AIM OF THE TASK: In the entries, find all lines that hold the word "text" and copy them.

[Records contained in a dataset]
****
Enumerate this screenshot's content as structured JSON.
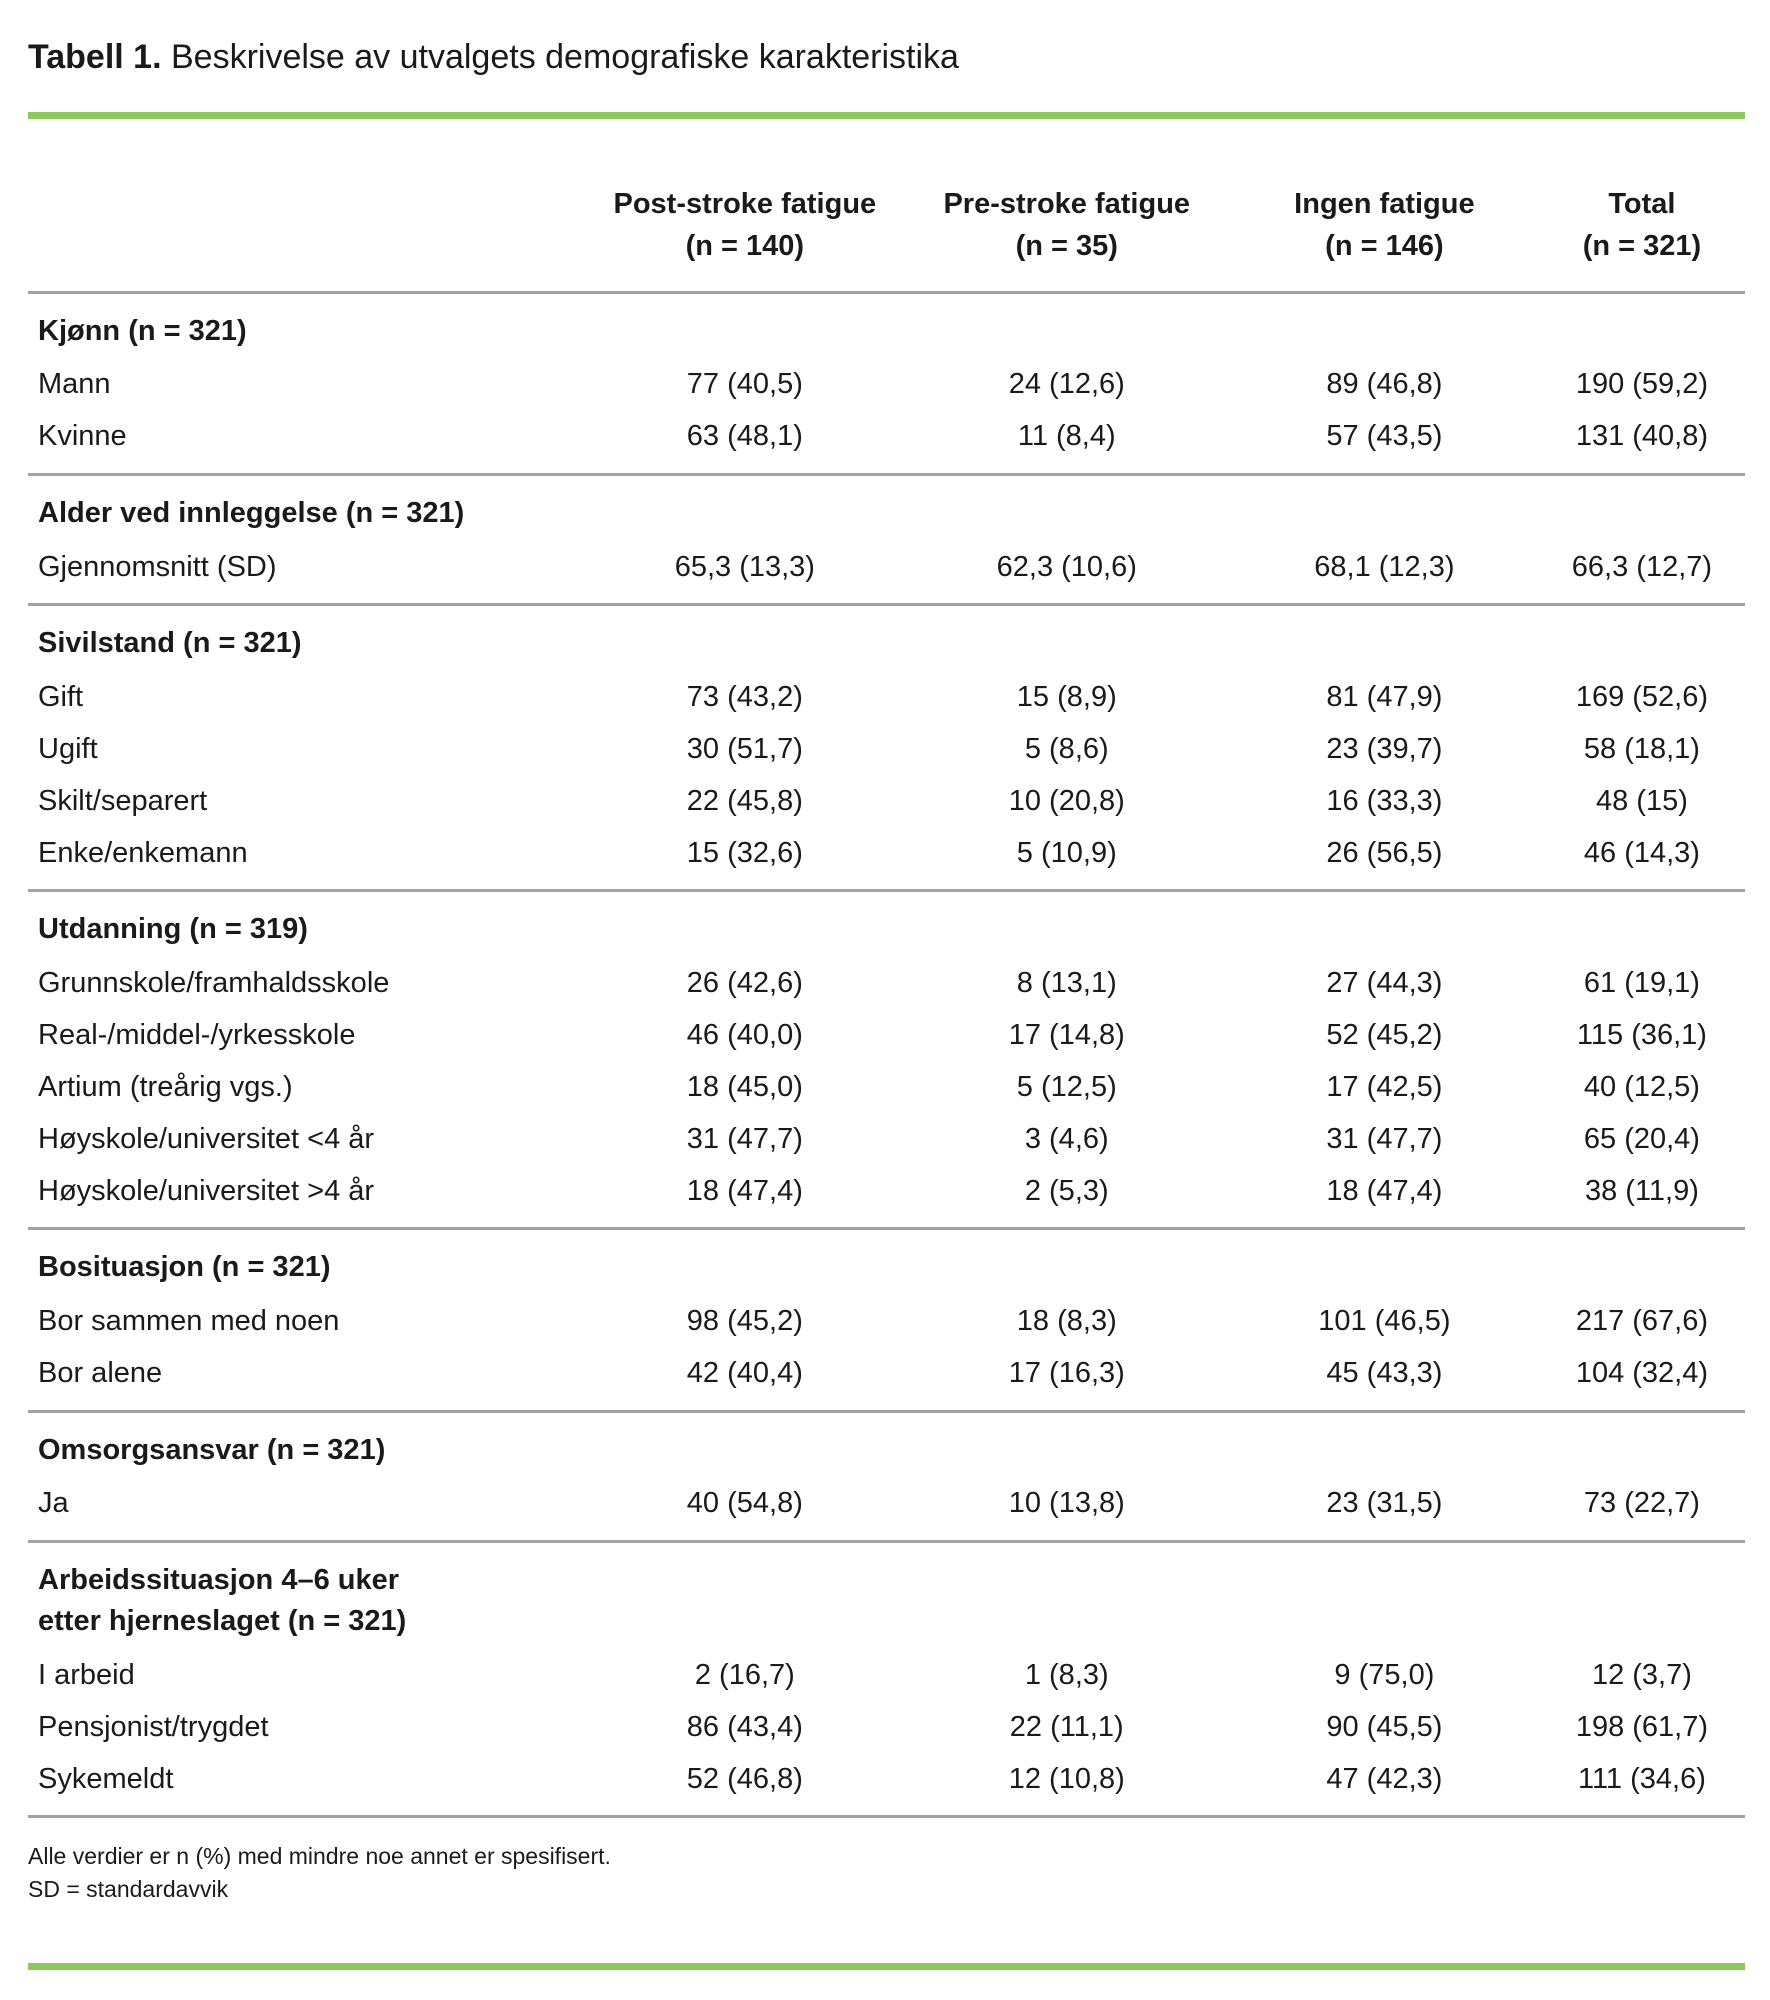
{
  "colors": {
    "accent_green": "#8cc85c",
    "divider_gray": "#a2a2a2",
    "text": "#1a1a1a"
  },
  "title": {
    "label": "Tabell 1.",
    "text": " Beskrivelse av utvalgets demografiske karakteristika"
  },
  "table": {
    "column_headers": [
      {
        "label": "Post-stroke fatigue",
        "n": "(n = 140)"
      },
      {
        "label": "Pre-stroke fatigue",
        "n": "(n = 35)"
      },
      {
        "label": "Ingen fatigue",
        "n": "(n = 146)"
      },
      {
        "label": "Total",
        "n": "(n = 321)"
      }
    ],
    "sections": [
      {
        "header": "Kjønn (n = 321)",
        "rows": [
          {
            "label": "Mann",
            "values": [
              "77 (40,5)",
              "24 (12,6)",
              "89 (46,8)",
              "190 (59,2)"
            ]
          },
          {
            "label": "Kvinne",
            "values": [
              "63 (48,1)",
              "11 (8,4)",
              "57 (43,5)",
              "131 (40,8)"
            ]
          }
        ]
      },
      {
        "header": "Alder ved innleggelse (n = 321)",
        "rows": [
          {
            "label": "Gjennomsnitt (SD)",
            "values": [
              "65,3 (13,3)",
              "62,3 (10,6)",
              "68,1 (12,3)",
              "66,3 (12,7)"
            ]
          }
        ]
      },
      {
        "header": "Sivilstand (n = 321)",
        "rows": [
          {
            "label": "Gift",
            "values": [
              "73 (43,2)",
              "15 (8,9)",
              "81 (47,9)",
              "169 (52,6)"
            ]
          },
          {
            "label": "Ugift",
            "values": [
              "30 (51,7)",
              "5 (8,6)",
              "23 (39,7)",
              "58 (18,1)"
            ]
          },
          {
            "label": "Skilt/separert",
            "values": [
              "22 (45,8)",
              "10 (20,8)",
              "16 (33,3)",
              "48 (15)"
            ]
          },
          {
            "label": "Enke/enkemann",
            "values": [
              "15 (32,6)",
              "5 (10,9)",
              "26 (56,5)",
              "46 (14,3)"
            ]
          }
        ]
      },
      {
        "header": "Utdanning (n = 319)",
        "rows": [
          {
            "label": "Grunnskole/framhaldsskole",
            "values": [
              "26 (42,6)",
              "8 (13,1)",
              "27 (44,3)",
              "61 (19,1)"
            ]
          },
          {
            "label": "Real-/middel-/yrkesskole",
            "values": [
              "46 (40,0)",
              "17 (14,8)",
              "52 (45,2)",
              "115 (36,1)"
            ]
          },
          {
            "label": "Artium (treårig vgs.)",
            "values": [
              "18 (45,0)",
              "5 (12,5)",
              "17 (42,5)",
              "40 (12,5)"
            ]
          },
          {
            "label": "Høyskole/universitet <4 år",
            "values": [
              "31 (47,7)",
              "3 (4,6)",
              "31 (47,7)",
              "65 (20,4)"
            ]
          },
          {
            "label": "Høyskole/universitet >4 år",
            "values": [
              "18 (47,4)",
              "2 (5,3)",
              "18 (47,4)",
              "38 (11,9)"
            ]
          }
        ]
      },
      {
        "header": "Bosituasjon (n = 321)",
        "rows": [
          {
            "label": "Bor sammen med noen",
            "values": [
              "98 (45,2)",
              "18 (8,3)",
              "101 (46,5)",
              "217 (67,6)"
            ]
          },
          {
            "label": "Bor alene",
            "values": [
              "42 (40,4)",
              "17 (16,3)",
              "45 (43,3)",
              "104 (32,4)"
            ]
          }
        ]
      },
      {
        "header": "Omsorgsansvar (n = 321)",
        "rows": [
          {
            "label": "Ja",
            "values": [
              "40 (54,8)",
              "10 (13,8)",
              "23 (31,5)",
              "73 (22,7)"
            ]
          }
        ]
      },
      {
        "header": "Arbeidssituasjon 4–6 uker\netter hjerneslaget (n = 321)",
        "rows": [
          {
            "label": "I arbeid",
            "values": [
              "2 (16,7)",
              "1 (8,3)",
              "9 (75,0)",
              "12 (3,7)"
            ]
          },
          {
            "label": "Pensjonist/trygdet",
            "values": [
              "86 (43,4)",
              "22 (11,1)",
              "90 (45,5)",
              "198 (61,7)"
            ]
          },
          {
            "label": "Sykemeldt",
            "values": [
              "52 (46,8)",
              "12 (10,8)",
              "47 (42,3)",
              "111 (34,6)"
            ]
          }
        ]
      }
    ]
  },
  "footnotes": [
    "Alle verdier er n (%) med mindre noe annet er spesifisert.",
    "SD = standardavvik"
  ]
}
****
RESULT:
    "text": "#1a1a1a"
    "text": " Beskrivelse av utvalgets demografiske karakteristika"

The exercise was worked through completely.